Copy each line containing the word "moderato" from the records that follow, please.
○ ○ ○ ○ ○ ○ ○
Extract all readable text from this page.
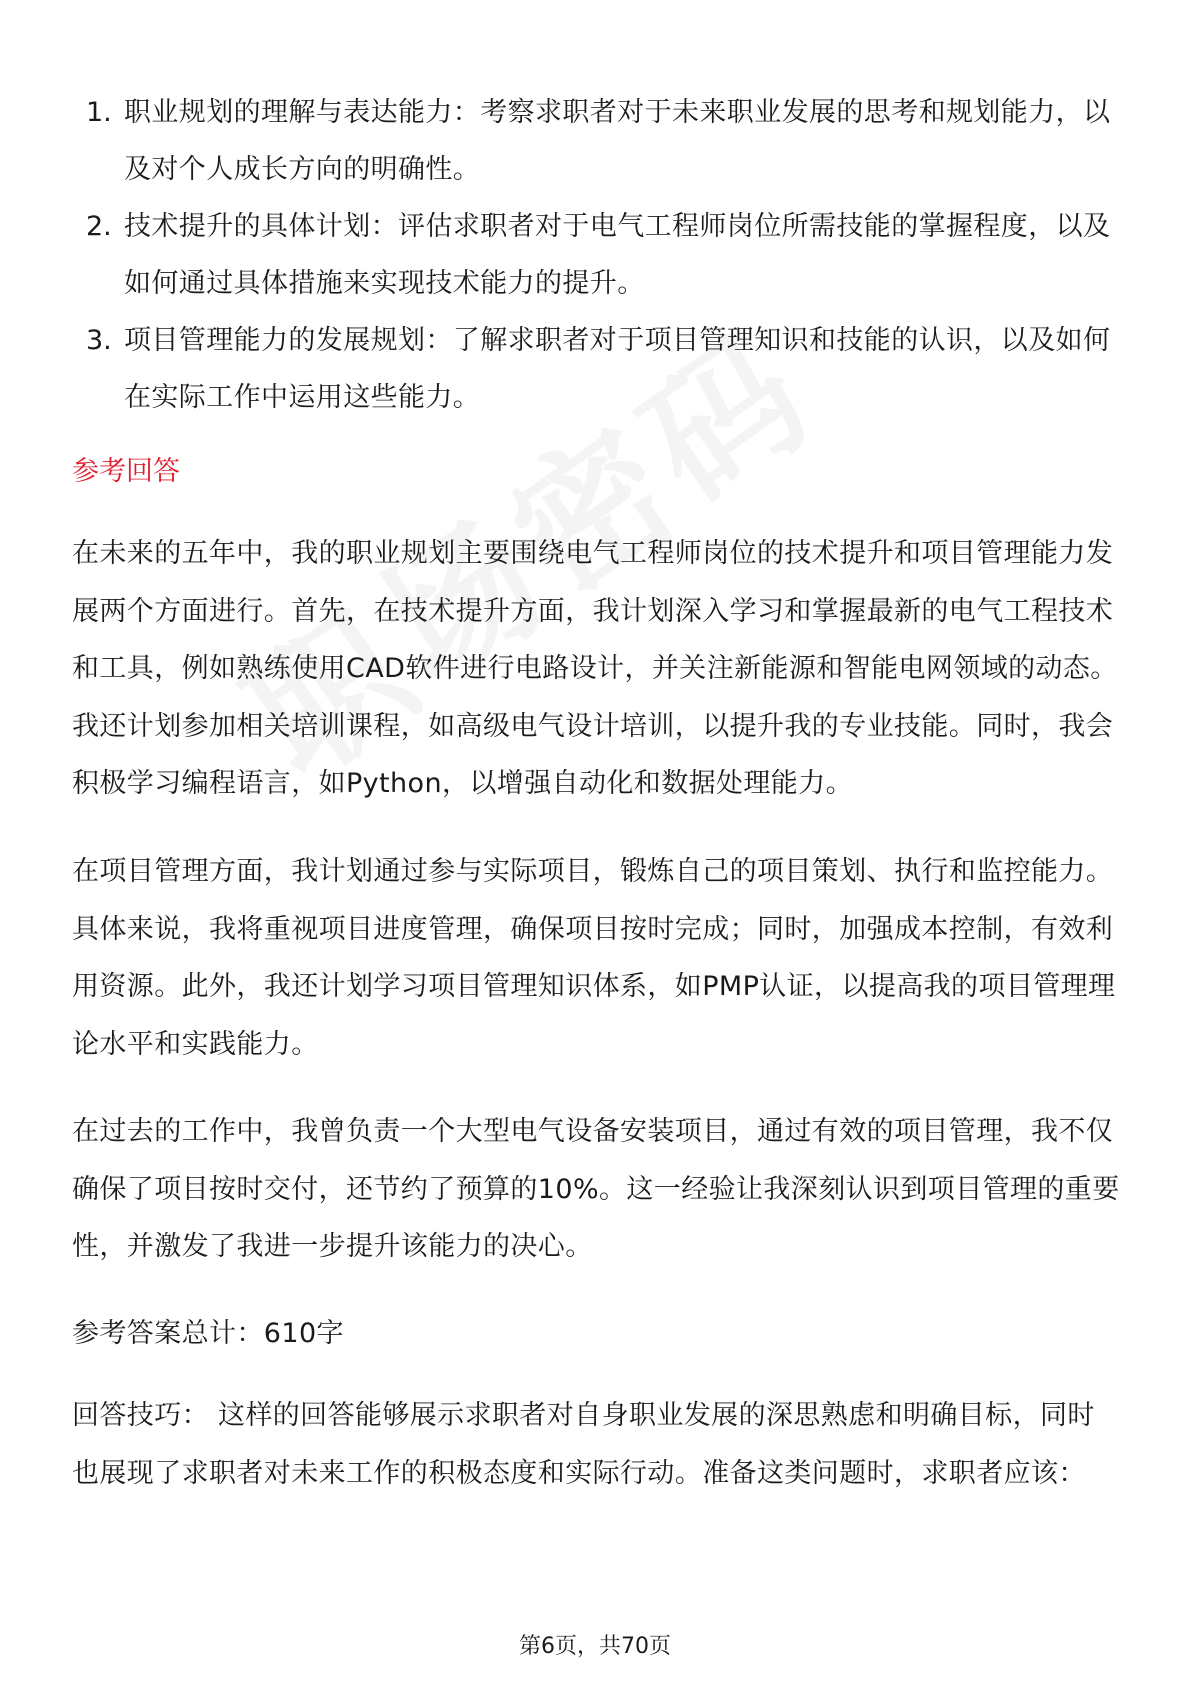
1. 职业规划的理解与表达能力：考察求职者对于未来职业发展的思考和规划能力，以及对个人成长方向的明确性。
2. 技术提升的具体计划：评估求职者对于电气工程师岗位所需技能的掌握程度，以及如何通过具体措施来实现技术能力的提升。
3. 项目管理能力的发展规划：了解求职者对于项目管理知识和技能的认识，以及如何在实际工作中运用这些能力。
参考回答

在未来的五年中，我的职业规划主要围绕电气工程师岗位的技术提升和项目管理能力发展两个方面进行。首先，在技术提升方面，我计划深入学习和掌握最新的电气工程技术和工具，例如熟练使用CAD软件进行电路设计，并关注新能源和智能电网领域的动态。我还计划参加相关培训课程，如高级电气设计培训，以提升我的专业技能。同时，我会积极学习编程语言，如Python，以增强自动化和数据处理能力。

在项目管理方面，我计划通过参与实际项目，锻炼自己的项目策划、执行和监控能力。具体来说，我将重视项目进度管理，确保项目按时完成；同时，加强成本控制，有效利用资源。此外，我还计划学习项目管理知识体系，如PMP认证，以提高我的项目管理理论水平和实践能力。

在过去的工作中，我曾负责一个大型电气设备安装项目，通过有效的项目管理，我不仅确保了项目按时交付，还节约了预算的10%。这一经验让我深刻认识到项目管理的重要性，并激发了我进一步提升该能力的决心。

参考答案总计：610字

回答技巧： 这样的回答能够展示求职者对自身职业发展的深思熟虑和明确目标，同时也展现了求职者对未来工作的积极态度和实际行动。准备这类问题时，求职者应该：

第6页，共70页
○ ○ ○ ○ ○ ○ ○
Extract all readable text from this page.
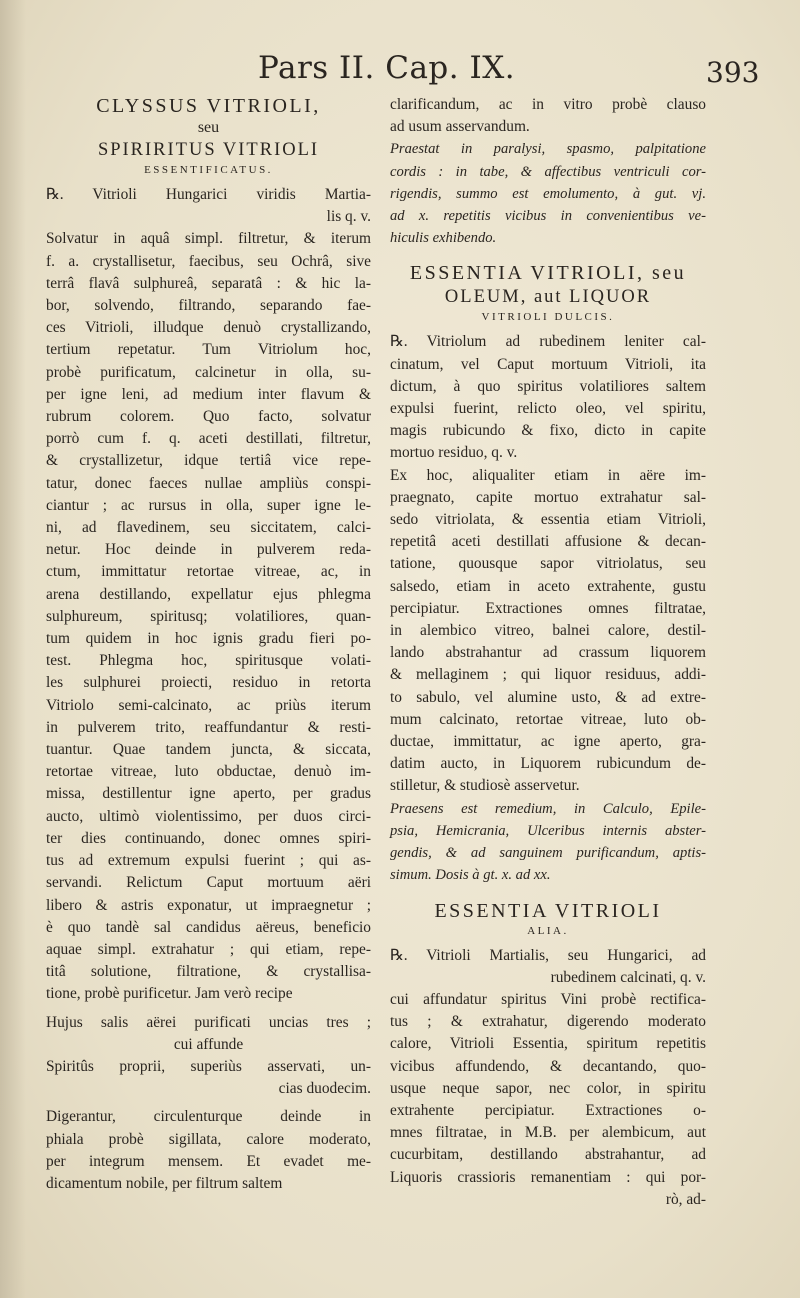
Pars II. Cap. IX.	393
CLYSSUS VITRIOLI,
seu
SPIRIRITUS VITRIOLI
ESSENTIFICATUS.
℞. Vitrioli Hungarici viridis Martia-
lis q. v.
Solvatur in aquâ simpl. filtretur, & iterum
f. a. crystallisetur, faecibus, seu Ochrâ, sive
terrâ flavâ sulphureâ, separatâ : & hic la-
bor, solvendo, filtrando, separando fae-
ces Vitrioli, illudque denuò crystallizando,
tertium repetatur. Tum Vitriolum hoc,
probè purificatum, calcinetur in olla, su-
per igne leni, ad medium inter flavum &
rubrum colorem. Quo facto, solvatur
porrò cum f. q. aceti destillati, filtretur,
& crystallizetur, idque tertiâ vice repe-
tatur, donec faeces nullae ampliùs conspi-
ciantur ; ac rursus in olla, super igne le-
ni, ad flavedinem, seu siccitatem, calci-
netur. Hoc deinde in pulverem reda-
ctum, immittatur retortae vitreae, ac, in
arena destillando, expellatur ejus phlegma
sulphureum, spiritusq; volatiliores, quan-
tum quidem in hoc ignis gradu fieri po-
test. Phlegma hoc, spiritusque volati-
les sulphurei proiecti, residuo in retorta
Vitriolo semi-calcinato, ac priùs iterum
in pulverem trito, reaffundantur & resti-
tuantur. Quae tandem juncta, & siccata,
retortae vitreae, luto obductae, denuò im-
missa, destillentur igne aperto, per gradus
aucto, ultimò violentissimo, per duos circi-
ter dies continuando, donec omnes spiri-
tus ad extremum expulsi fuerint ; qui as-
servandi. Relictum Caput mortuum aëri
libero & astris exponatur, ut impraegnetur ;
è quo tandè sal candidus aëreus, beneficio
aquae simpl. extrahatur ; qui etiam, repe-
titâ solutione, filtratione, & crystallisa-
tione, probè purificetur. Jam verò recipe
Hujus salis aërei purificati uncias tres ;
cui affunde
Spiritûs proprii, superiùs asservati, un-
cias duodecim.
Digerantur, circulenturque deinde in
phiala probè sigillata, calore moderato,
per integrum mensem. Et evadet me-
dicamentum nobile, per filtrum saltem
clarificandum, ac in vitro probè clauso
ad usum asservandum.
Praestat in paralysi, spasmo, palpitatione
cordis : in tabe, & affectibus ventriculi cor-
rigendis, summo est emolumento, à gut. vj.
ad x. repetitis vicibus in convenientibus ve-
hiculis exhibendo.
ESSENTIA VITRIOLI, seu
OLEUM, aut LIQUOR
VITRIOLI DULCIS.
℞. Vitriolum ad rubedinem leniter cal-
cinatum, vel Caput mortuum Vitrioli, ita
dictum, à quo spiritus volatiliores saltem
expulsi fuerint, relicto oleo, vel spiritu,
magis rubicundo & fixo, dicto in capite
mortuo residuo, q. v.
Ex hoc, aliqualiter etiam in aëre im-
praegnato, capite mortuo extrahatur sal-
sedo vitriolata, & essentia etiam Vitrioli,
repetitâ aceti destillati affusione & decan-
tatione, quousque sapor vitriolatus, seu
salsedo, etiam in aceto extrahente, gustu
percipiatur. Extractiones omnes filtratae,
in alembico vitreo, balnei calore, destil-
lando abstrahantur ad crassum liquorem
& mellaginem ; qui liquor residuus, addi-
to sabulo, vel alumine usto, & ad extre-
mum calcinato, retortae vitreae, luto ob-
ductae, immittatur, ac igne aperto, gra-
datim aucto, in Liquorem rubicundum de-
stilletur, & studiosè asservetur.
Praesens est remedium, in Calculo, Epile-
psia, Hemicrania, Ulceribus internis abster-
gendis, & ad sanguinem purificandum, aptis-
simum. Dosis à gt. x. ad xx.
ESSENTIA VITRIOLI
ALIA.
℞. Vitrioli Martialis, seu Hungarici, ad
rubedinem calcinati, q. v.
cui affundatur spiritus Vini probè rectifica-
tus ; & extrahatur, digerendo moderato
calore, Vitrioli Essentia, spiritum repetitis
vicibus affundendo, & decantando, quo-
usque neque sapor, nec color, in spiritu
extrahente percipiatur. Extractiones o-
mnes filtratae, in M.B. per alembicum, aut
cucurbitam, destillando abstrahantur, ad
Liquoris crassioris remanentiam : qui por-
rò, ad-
○ ○ ○ ○ ○ ○ ○
REPLY:
phiala probè sigillata, calore moderato,
tus ; & extrahatur, digerendo moderato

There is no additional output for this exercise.